◆ **WORK INSTRUCTIONS**
All records are to be retyped faithfully and completely.

(Stored records)
start
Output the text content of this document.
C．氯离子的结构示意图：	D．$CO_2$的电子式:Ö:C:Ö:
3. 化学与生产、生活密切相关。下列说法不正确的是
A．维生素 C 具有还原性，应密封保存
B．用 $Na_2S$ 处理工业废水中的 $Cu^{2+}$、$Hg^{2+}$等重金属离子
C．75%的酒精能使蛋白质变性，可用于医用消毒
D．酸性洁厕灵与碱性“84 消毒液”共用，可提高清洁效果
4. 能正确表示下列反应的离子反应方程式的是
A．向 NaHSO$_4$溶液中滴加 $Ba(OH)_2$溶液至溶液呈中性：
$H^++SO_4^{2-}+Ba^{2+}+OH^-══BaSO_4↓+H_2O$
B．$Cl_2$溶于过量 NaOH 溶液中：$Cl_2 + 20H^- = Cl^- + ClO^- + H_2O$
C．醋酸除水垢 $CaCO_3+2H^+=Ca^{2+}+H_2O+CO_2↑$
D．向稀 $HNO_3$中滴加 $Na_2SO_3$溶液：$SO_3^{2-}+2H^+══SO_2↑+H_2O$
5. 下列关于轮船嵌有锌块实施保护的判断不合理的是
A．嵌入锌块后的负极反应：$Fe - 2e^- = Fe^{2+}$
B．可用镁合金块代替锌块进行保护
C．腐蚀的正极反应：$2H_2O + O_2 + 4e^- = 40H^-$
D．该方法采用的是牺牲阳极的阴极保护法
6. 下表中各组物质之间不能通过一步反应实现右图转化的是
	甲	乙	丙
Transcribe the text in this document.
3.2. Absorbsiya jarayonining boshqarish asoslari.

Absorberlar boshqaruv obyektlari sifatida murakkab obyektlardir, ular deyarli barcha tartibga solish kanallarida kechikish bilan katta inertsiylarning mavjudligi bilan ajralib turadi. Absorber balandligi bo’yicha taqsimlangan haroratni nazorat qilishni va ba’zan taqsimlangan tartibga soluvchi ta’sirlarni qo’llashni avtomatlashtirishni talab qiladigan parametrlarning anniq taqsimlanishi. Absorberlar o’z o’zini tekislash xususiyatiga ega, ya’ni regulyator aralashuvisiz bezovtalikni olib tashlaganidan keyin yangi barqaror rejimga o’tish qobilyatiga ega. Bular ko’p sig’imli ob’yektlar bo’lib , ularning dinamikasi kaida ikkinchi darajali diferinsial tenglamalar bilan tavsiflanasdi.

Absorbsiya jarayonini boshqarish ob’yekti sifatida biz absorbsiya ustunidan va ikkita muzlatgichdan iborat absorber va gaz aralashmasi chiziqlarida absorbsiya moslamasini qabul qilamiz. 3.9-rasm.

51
end
◆ **RESULT OF THE TASK**
Output the text content of this document.
C．氯离子的结构示意图：	D．$CO_2$的电子式:Ö:C:Ö:
3. 化学与生产、生活密切相关。下列说法不正确的是
A．维生素 C 具有还原性，应密封保存
B．用 $Na_2S$ 处理工业废水中的 $Cu^{2+}$、$Hg^{2+}$等重金属离子
C．75%的酒精能使蛋白质变性，可用于医用消毒
D．酸性洁厕灵与碱性“84 消毒液”共用，可提高清洁效果
4. 能正确表示下列反应的离子反应方程式的是
A．向 NaHSO$_4$溶液中滴加 $Ba(OH)_2$溶液至溶液呈中性：
$H^++SO_4^{2-}+Ba^{2+}+OH^-══BaSO_4↓+H_2O$
B．$Cl_2$溶于过量 NaOH 溶液中：$Cl_2 + 20H^- = Cl^- + ClO^- + H_2O$
C．醋酸除水垢 $CaCO_3+2H^+=Ca^{2+}+H_2O+CO_2↑$
D．向稀 $HNO_3$中滴加 $Na_2SO_3$溶液：$SO_3^{2-}+2H^+══SO_2↑+H_2O$
5. 下列关于轮船嵌有锌块实施保护的判断不合理的是
A．嵌入锌块后的负极反应：$Fe - 2e^- = Fe^{2+}$
B．可用镁合金块代替锌块进行保护
C．腐蚀的正极反应：$2H_2O + O_2 + 4e^- = 40H^-$
D．该方法采用的是牺牲阳极的阴极保护法
6. 下表中各组物质之间不能通过一步反应实现右图转化的是
	甲	乙	丙
Transcribe the text in this document.
3.2. Absorbsiya jarayonining boshqarish asoslari.

Absorberlar boshqaruv obyektlari sifatida murakkab obyektlardir, ular deyarli barcha tartibga solish kanallarida kechikish bilan katta inertsiylarning mavjudligi bilan ajralib turadi. Absorber balandligi bo’yicha taqsimlangan haroratni nazorat qilishni va ba’zan taqsimlangan tartibga soluvchi ta’sirlarni qo’llashni avtomatlashtirishni talab qiladigan parametrlarning anniq taqsimlanishi. Absorberlar o’z o’zini tekislash xususiyatiga ega, ya’ni regulyator aralashuvisiz bezovtalikni olib tashlaganidan keyin yangi barqaror rejimga o’tish qobilyatiga ega. Bular ko’p sig’imli ob’yektlar bo’lib , ularning dinamikasi kaida ikkinchi darajali diferinsial tenglamalar bilan tavsiflanasdi.

Absorbsiya jarayonini boshqarish ob’yekti sifatida biz absorbsiya ustunidan va ikkita muzlatgichdan iborat absorber va gaz aralashmasi chiziqlarida absorbsiya moslamasini qabul qilamiz. 3.9-rasm.

51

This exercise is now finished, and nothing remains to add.